== Data shown

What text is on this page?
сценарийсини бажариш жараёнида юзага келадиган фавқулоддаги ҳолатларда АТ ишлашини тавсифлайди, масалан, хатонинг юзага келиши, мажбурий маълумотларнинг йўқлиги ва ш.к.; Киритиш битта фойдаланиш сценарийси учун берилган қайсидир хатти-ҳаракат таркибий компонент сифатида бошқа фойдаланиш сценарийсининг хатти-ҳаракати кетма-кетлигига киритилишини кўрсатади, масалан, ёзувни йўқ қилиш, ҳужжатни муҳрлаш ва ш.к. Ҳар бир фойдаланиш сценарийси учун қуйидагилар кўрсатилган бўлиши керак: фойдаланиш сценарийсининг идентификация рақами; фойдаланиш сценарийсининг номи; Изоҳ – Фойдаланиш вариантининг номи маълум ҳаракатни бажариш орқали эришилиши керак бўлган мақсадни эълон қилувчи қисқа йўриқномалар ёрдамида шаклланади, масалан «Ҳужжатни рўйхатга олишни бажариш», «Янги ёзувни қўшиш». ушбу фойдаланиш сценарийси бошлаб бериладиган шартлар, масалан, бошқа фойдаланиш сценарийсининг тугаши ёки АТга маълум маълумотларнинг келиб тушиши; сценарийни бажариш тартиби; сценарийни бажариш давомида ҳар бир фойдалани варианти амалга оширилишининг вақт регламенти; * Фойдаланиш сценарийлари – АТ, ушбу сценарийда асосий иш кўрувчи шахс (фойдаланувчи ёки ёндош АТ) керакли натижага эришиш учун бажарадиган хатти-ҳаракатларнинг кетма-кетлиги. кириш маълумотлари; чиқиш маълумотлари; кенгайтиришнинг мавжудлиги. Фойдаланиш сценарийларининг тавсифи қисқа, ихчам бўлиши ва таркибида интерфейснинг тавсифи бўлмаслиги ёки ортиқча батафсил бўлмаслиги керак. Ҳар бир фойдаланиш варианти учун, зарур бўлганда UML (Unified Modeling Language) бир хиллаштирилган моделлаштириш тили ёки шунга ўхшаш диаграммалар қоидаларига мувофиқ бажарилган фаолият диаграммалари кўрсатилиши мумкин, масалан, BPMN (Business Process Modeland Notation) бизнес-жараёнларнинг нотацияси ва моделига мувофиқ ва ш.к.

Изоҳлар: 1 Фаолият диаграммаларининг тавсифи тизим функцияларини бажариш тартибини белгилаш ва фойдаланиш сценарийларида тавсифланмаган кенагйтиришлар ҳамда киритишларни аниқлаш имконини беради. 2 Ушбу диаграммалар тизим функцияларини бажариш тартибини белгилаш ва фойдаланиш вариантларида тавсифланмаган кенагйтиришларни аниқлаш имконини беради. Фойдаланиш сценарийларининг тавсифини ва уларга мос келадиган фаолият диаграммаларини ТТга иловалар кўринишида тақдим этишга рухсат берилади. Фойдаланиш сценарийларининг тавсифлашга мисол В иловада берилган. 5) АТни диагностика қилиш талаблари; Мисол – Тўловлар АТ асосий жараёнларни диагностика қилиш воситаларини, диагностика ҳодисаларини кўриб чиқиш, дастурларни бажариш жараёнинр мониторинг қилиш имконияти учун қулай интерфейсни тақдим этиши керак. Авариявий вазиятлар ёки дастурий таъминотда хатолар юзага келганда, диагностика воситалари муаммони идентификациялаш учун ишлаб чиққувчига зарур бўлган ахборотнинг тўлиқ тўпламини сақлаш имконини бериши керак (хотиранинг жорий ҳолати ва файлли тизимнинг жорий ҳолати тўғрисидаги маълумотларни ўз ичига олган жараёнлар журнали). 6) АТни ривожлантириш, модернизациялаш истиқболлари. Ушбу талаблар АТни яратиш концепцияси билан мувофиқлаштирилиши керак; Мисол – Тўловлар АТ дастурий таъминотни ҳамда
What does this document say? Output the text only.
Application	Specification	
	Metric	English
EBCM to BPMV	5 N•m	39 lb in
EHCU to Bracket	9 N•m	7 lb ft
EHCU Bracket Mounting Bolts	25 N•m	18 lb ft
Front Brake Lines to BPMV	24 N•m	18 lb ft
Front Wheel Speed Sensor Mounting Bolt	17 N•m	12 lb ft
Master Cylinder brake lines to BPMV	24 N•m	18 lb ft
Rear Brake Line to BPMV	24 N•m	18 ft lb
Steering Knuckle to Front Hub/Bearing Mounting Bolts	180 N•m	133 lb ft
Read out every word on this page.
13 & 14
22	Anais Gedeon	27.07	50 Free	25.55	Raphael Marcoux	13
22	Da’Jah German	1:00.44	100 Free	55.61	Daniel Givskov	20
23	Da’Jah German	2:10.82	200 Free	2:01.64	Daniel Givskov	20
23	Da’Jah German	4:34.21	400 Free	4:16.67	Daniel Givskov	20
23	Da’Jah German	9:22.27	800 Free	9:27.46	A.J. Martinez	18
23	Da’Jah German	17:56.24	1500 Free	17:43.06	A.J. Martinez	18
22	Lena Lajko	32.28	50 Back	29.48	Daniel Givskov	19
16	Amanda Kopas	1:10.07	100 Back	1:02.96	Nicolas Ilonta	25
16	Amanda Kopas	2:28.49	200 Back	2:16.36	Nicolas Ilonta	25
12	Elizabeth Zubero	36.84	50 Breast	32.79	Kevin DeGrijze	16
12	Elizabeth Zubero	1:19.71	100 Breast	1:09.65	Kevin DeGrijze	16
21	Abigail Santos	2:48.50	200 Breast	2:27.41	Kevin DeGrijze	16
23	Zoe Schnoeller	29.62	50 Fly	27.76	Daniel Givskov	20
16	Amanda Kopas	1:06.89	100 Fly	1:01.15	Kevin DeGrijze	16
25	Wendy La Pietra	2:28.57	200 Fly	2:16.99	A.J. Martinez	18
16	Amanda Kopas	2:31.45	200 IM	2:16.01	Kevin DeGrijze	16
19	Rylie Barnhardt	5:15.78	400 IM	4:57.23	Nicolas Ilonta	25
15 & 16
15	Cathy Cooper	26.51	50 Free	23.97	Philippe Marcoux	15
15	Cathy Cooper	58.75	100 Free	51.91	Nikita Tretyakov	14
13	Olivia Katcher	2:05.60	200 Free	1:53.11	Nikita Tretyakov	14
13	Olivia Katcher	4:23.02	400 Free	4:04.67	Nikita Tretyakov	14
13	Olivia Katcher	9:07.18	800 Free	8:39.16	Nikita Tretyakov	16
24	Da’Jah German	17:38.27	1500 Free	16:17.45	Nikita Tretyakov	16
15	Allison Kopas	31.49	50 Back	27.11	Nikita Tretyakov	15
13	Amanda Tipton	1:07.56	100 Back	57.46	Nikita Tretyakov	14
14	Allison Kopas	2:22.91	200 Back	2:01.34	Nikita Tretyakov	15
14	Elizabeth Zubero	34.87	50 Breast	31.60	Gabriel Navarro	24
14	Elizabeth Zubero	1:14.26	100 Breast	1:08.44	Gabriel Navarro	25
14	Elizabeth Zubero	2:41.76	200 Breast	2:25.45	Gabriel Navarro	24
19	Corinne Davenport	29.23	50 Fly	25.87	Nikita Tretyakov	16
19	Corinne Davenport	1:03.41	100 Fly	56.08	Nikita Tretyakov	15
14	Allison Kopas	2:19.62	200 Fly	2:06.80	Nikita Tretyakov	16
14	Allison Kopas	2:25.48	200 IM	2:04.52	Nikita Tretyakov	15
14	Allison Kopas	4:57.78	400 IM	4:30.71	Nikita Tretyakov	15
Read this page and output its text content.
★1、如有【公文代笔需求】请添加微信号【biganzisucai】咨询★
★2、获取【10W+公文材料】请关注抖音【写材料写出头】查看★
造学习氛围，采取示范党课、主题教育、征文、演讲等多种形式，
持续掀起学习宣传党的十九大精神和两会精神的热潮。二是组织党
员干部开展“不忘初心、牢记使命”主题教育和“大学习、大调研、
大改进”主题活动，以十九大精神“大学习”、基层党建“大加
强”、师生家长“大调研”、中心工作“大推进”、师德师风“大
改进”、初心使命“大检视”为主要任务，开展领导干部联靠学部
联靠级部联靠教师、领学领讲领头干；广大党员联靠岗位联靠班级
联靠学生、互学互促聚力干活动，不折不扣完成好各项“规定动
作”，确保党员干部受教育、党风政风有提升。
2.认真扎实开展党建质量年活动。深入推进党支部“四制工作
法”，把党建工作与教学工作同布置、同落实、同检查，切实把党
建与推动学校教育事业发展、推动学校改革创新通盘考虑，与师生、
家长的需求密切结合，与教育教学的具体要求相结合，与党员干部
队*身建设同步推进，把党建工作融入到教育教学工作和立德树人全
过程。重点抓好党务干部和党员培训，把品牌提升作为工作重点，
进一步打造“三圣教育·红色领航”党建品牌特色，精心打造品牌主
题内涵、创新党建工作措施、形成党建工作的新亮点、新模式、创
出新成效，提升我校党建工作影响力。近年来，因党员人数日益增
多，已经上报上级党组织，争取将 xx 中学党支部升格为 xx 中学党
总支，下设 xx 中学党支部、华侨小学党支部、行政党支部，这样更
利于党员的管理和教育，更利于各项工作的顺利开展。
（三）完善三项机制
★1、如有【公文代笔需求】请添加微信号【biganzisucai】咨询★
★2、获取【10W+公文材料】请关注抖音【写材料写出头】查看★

====

▶ [Request]: The records are above. How many lines in them contain the word "Davenport"? Give the number alone.

▶ [Result for this task]: 2